Written problem: Output the data below in full, byte for byte. Nothing may differ.
══ Given records ══
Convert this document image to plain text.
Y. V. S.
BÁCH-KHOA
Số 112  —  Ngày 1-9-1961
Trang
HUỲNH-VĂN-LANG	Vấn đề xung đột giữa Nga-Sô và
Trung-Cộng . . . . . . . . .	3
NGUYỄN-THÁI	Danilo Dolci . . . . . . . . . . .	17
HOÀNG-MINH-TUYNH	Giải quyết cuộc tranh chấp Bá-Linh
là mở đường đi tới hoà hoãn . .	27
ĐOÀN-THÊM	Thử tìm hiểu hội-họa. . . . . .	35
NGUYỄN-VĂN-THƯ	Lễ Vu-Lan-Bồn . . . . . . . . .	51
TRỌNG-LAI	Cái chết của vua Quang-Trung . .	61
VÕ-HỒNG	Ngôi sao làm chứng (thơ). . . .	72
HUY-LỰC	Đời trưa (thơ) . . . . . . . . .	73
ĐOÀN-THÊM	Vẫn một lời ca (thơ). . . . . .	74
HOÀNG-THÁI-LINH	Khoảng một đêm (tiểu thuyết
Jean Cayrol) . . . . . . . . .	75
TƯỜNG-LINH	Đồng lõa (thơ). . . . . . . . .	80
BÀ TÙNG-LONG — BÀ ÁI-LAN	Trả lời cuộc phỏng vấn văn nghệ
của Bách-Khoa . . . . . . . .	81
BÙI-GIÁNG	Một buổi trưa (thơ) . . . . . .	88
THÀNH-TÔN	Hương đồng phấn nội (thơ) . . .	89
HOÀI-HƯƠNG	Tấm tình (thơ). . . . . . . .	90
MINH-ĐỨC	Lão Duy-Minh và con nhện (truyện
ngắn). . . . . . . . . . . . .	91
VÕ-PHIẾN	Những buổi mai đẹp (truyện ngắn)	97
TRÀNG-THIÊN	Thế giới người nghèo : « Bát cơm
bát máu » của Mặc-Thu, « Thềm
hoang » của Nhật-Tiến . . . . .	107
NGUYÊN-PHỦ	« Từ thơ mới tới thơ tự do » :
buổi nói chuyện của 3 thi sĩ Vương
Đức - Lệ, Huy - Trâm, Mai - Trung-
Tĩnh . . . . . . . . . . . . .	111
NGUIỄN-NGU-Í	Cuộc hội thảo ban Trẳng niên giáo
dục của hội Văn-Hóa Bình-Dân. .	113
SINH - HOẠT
═══
Final result:
Convert this document image to plain text.
Y. V. S.
BÁCH-KHOA
Số 112  —  Ngày 1-9-1961
Trang
HUỲNH-VĂN-LANG	Vấn đề xung đột giữa Nga-Sô và
Trung-Cộng . . . . . . . . .	3
NGUYỄN-THÁI	Danilo Dolci . . . . . . . . . . .	17
HOÀNG-MINH-TUYNH	Giải quyết cuộc tranh chấp Bá-Linh
là mở đường đi tới hoà hoãn . .	27
ĐOÀN-THÊM	Thử tìm hiểu hội-họa. . . . . .	35
NGUYỄN-VĂN-THƯ	Lễ Vu-Lan-Bồn . . . . . . . . .	51
TRỌNG-LAI	Cái chết của vua Quang-Trung . .	61
VÕ-HỒNG	Ngôi sao làm chứng (thơ). . . .	72
HUY-LỰC	Đời trưa (thơ) . . . . . . . . .	73
ĐOÀN-THÊM	Vẫn một lời ca (thơ). . . . . .	74
HOÀNG-THÁI-LINH	Khoảng một đêm (tiểu thuyết
Jean Cayrol) . . . . . . . . .	75
TƯỜNG-LINH	Đồng lõa (thơ). . . . . . . . .	80
BÀ TÙNG-LONG — BÀ ÁI-LAN	Trả lời cuộc phỏng vấn văn nghệ
của Bách-Khoa . . . . . . . .	81
BÙI-GIÁNG	Một buổi trưa (thơ) . . . . . .	88
THÀNH-TÔN	Hương đồng phấn nội (thơ) . . .	89
HOÀI-HƯƠNG	Tấm tình (thơ). . . . . . . .	90
MINH-ĐỨC	Lão Duy-Minh và con nhện (truyện
ngắn). . . . . . . . . . . . .	91
VÕ-PHIẾN	Những buổi mai đẹp (truyện ngắn)	97
TRÀNG-THIÊN	Thế giới người nghèo : « Bát cơm
bát máu » của Mặc-Thu, « Thềm
hoang » của Nhật-Tiến . . . . .	107
NGUYÊN-PHỦ	« Từ thơ mới tới thơ tự do » :
buổi nói chuyện của 3 thi sĩ Vương
Đức - Lệ, Huy - Trâm, Mai - Trung-
Tĩnh . . . . . . . . . . . . .	111
NGUIỄN-NGU-Í	Cuộc hội thảo ban Trẳng niên giáo
dục của hội Văn-Hóa Bình-Dân. .	113
SINH - HOẠT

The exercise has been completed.